Stored data =>
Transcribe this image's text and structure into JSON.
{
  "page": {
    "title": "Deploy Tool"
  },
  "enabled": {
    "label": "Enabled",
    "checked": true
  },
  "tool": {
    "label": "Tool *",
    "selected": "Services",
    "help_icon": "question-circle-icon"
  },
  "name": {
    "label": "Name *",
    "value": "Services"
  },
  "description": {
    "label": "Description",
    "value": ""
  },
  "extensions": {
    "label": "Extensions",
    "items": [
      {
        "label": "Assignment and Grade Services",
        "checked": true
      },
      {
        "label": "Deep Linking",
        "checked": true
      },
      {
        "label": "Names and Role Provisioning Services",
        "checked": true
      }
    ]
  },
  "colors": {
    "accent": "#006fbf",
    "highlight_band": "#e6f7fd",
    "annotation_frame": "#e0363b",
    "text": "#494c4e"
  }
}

What needs to be done => List each line holding the string "label".

Task response =>
    "label": "Enabled",
    "label": "Tool *",
    "label": "Name *",
    "label": "Description",
    "label": "Extensions",
        "label": "Assignment and Grade Services",
        "label": "Deep Linking",
        "label": "Names and Role Provisioning Services",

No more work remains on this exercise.